## YOUR TASK
Copy the records from the beginning up to and including the line that contains "986, 1893, 1028]", swapping "value-label" for "data-label" and leaving everything else unchanged.

═════ PROVIDED DATA

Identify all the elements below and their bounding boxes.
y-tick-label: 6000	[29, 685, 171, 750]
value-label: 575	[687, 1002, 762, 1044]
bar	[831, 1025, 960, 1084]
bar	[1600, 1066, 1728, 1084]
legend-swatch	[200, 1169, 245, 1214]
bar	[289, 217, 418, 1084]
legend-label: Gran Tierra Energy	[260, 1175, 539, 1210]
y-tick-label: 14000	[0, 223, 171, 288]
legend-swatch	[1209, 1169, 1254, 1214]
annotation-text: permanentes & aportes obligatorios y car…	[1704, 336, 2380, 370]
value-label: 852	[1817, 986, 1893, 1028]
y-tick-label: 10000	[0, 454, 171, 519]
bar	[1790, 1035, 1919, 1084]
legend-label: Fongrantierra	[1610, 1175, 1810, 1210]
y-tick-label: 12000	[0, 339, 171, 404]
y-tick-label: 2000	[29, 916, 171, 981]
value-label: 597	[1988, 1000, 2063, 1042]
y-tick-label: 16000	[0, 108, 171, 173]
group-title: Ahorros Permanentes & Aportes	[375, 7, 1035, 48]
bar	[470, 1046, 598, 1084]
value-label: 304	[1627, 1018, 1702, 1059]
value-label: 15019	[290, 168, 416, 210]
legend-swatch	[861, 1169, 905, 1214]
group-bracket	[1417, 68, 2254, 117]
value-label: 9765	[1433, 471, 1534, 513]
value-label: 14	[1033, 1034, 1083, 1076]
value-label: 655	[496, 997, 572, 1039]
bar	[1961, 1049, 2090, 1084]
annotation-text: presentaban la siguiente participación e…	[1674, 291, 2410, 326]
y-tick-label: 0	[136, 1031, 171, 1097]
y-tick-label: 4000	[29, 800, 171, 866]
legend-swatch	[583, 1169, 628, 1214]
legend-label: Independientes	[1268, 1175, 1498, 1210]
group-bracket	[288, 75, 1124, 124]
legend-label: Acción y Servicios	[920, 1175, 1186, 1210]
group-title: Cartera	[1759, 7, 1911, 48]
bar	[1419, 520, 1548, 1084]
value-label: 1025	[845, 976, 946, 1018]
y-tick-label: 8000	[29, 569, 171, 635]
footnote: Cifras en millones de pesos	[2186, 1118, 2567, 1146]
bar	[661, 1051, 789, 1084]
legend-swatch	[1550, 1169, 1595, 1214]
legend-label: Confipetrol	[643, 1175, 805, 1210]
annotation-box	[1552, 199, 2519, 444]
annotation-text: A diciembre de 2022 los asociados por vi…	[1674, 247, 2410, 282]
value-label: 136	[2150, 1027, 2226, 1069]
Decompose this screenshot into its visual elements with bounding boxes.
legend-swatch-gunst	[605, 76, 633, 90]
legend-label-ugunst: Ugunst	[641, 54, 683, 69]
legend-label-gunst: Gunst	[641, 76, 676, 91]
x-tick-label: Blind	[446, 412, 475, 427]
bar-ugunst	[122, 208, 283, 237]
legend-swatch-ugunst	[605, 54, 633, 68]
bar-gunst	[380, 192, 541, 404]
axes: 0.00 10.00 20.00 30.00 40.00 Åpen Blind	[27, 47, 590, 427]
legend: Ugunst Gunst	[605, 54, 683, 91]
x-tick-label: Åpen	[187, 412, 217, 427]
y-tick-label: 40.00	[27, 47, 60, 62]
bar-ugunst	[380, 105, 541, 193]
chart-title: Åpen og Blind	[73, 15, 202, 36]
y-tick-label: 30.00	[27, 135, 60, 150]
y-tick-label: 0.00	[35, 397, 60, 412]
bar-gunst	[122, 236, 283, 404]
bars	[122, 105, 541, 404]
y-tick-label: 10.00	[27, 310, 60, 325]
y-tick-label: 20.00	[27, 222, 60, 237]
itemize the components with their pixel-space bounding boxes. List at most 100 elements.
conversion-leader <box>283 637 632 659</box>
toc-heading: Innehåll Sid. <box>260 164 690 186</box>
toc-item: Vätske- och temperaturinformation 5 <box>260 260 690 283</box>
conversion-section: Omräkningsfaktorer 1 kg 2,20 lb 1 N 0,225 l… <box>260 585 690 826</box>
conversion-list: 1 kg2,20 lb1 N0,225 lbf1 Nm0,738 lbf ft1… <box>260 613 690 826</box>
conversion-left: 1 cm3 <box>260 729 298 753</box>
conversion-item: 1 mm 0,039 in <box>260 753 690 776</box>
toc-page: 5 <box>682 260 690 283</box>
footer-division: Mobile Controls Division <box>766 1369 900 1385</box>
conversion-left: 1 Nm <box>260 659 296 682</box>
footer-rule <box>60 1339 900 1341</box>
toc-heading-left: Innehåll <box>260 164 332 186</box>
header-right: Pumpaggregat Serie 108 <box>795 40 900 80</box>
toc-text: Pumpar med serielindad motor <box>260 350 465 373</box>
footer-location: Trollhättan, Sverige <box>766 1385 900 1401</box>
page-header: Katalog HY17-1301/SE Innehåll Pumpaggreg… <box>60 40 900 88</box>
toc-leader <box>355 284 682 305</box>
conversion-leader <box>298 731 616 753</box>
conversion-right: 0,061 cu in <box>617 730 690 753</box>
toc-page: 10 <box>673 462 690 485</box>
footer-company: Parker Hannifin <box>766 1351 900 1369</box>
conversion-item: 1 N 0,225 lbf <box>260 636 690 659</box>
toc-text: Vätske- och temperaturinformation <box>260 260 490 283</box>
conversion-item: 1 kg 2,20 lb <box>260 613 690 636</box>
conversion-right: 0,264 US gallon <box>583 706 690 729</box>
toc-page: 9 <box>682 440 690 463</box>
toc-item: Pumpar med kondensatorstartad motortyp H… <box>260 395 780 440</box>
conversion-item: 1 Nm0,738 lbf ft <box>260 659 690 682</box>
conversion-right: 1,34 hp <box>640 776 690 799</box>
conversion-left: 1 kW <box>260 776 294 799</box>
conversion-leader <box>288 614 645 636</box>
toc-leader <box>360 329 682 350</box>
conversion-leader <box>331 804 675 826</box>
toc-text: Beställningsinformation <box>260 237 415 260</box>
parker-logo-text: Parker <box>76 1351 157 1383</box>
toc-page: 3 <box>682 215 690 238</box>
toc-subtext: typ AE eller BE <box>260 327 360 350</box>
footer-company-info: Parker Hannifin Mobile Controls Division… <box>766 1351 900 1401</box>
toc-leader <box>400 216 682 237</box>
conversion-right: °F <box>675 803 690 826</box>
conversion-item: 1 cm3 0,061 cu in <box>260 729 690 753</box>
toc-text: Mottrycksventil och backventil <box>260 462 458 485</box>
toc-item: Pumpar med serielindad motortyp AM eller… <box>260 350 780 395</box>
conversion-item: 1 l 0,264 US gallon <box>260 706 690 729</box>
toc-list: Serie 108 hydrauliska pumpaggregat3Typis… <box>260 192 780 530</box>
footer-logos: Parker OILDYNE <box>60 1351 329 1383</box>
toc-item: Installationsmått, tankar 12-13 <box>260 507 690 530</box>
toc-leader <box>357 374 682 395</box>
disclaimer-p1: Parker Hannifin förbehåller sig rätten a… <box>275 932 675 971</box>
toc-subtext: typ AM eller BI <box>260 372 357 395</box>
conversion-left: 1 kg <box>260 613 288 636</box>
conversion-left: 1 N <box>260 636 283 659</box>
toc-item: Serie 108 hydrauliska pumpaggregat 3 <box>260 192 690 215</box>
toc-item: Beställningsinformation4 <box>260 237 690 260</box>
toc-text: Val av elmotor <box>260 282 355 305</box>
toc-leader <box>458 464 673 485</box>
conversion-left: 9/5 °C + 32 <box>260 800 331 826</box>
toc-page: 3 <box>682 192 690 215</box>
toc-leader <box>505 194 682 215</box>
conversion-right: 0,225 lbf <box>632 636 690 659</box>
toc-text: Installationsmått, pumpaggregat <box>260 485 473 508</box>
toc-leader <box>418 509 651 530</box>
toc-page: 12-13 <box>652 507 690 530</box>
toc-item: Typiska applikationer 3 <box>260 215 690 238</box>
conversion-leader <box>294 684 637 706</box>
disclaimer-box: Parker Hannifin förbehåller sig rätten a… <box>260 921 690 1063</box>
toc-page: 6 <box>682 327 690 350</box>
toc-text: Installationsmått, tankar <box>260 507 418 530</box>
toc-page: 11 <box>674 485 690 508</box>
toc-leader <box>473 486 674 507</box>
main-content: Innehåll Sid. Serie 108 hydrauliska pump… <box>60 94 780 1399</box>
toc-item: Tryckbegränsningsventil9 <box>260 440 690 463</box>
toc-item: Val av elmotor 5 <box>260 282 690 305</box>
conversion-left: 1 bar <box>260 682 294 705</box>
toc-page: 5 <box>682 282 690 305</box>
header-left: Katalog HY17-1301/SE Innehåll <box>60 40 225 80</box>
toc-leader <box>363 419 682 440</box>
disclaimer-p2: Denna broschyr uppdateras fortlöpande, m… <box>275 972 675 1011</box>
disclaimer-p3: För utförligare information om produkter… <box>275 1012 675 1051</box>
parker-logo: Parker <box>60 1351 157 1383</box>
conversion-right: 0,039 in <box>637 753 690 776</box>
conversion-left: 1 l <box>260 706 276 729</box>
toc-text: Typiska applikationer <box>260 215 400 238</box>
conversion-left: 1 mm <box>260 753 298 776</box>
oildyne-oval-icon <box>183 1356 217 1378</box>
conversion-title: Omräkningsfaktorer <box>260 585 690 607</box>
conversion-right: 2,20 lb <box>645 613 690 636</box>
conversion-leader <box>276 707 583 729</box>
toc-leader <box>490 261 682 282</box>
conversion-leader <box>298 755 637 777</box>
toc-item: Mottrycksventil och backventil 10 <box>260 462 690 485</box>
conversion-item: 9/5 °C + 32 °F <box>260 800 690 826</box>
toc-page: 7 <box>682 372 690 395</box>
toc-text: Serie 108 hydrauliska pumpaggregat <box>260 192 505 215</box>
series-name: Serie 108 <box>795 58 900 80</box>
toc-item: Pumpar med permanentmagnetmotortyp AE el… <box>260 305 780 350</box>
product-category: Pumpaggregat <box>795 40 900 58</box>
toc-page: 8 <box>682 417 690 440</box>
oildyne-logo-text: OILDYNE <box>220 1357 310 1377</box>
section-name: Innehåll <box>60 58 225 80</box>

══════════

## COMPLETED EXERCISE
Identify all the elements below and their bounding boxes.
y-tick-label: 6000	[29, 685, 171, 750]
data-label: 575	[687, 1002, 762, 1044]
bar	[831, 1025, 960, 1084]
bar	[1600, 1066, 1728, 1084]
legend-swatch	[200, 1169, 245, 1214]
bar	[289, 217, 418, 1084]
legend-label: Gran Tierra Energy	[260, 1175, 539, 1210]
y-tick-label: 14000	[0, 223, 171, 288]
legend-swatch	[1209, 1169, 1254, 1214]
annotation-text: permanentes & aportes obligatorios y car…	[1704, 336, 2380, 370]
data-label: 852	[1817, 986, 1893, 1028]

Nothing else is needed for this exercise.